▸ TASK DETAILS:
Copy all the material that follows, keeping every character the same.

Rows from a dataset
□ □ □ □ □
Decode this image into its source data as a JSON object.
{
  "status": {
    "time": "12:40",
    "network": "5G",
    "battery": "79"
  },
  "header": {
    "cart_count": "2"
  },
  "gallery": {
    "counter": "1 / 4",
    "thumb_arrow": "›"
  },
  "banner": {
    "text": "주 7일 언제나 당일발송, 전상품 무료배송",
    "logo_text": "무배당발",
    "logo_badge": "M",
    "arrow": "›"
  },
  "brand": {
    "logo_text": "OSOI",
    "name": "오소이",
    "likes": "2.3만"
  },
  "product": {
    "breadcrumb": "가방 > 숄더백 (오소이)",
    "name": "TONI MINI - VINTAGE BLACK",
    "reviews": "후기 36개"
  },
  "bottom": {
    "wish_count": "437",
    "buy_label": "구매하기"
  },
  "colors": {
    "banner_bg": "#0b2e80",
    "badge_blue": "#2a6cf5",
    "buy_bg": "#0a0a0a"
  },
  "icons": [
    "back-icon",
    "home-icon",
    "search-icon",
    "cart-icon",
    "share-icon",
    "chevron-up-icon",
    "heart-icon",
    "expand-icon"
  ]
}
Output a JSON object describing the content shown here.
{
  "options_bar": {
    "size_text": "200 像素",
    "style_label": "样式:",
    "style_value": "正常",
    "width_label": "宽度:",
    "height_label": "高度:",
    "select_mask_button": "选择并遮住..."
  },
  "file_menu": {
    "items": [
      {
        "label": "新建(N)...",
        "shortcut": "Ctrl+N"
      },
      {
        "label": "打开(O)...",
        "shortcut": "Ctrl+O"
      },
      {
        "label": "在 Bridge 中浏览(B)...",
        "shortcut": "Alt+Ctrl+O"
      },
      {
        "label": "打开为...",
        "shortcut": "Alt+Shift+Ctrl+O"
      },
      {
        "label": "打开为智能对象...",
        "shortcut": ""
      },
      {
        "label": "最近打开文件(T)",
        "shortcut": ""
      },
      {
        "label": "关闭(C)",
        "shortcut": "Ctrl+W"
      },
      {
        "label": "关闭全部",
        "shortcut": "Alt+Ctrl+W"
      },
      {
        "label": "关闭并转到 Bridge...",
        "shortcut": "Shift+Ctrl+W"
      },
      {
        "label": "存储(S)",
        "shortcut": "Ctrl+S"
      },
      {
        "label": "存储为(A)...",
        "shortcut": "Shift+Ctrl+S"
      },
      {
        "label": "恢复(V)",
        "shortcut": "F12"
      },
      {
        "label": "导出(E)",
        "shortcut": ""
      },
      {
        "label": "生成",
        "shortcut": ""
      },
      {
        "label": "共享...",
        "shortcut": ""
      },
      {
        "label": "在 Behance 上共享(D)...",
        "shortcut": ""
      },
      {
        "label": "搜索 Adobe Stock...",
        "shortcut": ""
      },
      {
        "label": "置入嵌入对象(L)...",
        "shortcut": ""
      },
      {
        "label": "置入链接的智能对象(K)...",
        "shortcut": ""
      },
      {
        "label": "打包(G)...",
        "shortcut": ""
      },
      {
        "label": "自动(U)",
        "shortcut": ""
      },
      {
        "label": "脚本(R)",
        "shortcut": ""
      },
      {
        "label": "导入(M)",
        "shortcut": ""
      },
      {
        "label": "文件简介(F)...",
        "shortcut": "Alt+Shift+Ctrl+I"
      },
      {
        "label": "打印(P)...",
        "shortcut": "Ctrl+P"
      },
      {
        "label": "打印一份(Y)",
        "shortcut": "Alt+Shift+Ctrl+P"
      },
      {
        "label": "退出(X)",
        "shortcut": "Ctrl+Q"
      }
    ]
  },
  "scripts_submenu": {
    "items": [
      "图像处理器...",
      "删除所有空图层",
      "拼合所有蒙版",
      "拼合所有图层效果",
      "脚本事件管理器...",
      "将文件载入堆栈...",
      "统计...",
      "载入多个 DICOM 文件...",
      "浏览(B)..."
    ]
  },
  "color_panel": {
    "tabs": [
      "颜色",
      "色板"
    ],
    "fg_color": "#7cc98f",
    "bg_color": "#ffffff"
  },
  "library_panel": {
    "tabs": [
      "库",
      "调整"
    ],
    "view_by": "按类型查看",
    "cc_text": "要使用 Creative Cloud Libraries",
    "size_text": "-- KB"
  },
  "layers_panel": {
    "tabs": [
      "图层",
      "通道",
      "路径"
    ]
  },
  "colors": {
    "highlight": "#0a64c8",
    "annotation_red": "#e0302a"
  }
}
□ □ □ □ □
▸ WRITTEN ANSWER:
Decode this image into its source data as a JSON object.
{
  "status": {
    "time": "12:40",
    "network": "5G",
    "battery": "79"
  },
  "header": {
    "cart_count": "2"
  },
  "gallery": {
    "counter": "1 / 4",
    "thumb_arrow": "›"
  },
  "banner": {
    "text": "주 7일 언제나 당일발송, 전상품 무료배송",
    "logo_text": "무배당발",
    "logo_badge": "M",
    "arrow": "›"
  },
  "brand": {
    "logo_text": "OSOI",
    "name": "오소이",
    "likes": "2.3만"
  },
  "product": {
    "breadcrumb": "가방 > 숄더백 (오소이)",
    "name": "TONI MINI - VINTAGE BLACK",
    "reviews": "후기 36개"
  },
  "bottom": {
    "wish_count": "437",
    "buy_label": "구매하기"
  },
  "colors": {
    "banner_bg": "#0b2e80",
    "badge_blue": "#2a6cf5",
    "buy_bg": "#0a0a0a"
  },
  "icons": [
    "back-icon",
    "home-icon",
    "search-icon",
    "cart-icon",
    "share-icon",
    "chevron-up-icon",
    "heart-icon",
    "expand-icon"
  ]
}
Output a JSON object describing the content shown here.
{
  "options_bar": {
    "size_text": "200 像素",
    "style_label": "样式:",
    "style_value": "正常",
    "width_label": "宽度:",
    "height_label": "高度:",
    "select_mask_button": "选择并遮住..."
  },
  "file_menu": {
    "items": [
      {
        "label": "新建(N)...",
        "shortcut": "Ctrl+N"
      },
      {
        "label": "打开(O)...",
        "shortcut": "Ctrl+O"
      },
      {
        "label": "在 Bridge 中浏览(B)...",
        "shortcut": "Alt+Ctrl+O"
      },
      {
        "label": "打开为...",
        "shortcut": "Alt+Shift+Ctrl+O"
      },
      {
        "label": "打开为智能对象...",
        "shortcut": ""
      },
      {
        "label": "最近打开文件(T)",
        "shortcut": ""
      },
      {
        "label": "关闭(C)",
        "shortcut": "Ctrl+W"
      },
      {
        "label": "关闭全部",
        "shortcut": "Alt+Ctrl+W"
      },
      {
        "label": "关闭并转到 Bridge...",
        "shortcut": "Shift+Ctrl+W"
      },
      {
        "label": "存储(S)",
        "shortcut": "Ctrl+S"
      },
      {
        "label": "存储为(A)...",
        "shortcut": "Shift+Ctrl+S"
      },
      {
        "label": "恢复(V)",
        "shortcut": "F12"
      },
      {
        "label": "导出(E)",
        "shortcut": ""
      },
      {
        "label": "生成",
        "shortcut": ""
      },
      {
        "label": "共享...",
        "shortcut": ""
      },
      {
        "label": "在 Behance 上共享(D)...",
        "shortcut": ""
      },
      {
        "label": "搜索 Adobe Stock...",
        "shortcut": ""
      },
      {
        "label": "置入嵌入对象(L)...",
        "shortcut": ""
      },
      {
        "label": "置入链接的智能对象(K)...",
        "shortcut": ""
      },
      {
        "label": "打包(G)...",
        "shortcut": ""
      },
      {
        "label": "自动(U)",
        "shortcut": ""
      },
      {
        "label": "脚本(R)",
        "shortcut": ""
      },
      {
        "label": "导入(M)",
        "shortcut": ""
      },
      {
        "label": "文件简介(F)...",
        "shortcut": "Alt+Shift+Ctrl+I"
      },
      {
        "label": "打印(P)...",
        "shortcut": "Ctrl+P"
      },
      {
        "label": "打印一份(Y)",
        "shortcut": "Alt+Shift+Ctrl+P"
      },
      {
        "label": "退出(X)",
        "shortcut": "Ctrl+Q"
      }
    ]
  },
  "scripts_submenu": {
    "items": [
      "图像处理器...",
      "删除所有空图层",
      "拼合所有蒙版",
      "拼合所有图层效果",
      "脚本事件管理器...",
      "将文件载入堆栈...",
      "统计...",
      "载入多个 DICOM 文件...",
      "浏览(B)..."
    ]
  },
  "color_panel": {
    "tabs": [
      "颜色",
      "色板"
    ],
    "fg_color": "#7cc98f",
    "bg_color": "#ffffff"
  },
  "library_panel": {
    "tabs": [
      "库",
      "调整"
    ],
    "view_by": "按类型查看",
    "cc_text": "要使用 Creative Cloud Libraries",
    "size_text": "-- KB"
  },
  "layers_panel": {
    "tabs": [
      "图层",
      "通道",
      "路径"
    ]
  },
  "colors": {
    "highlight": "#0a64c8",
    "annotation_red": "#e0302a"
  }
}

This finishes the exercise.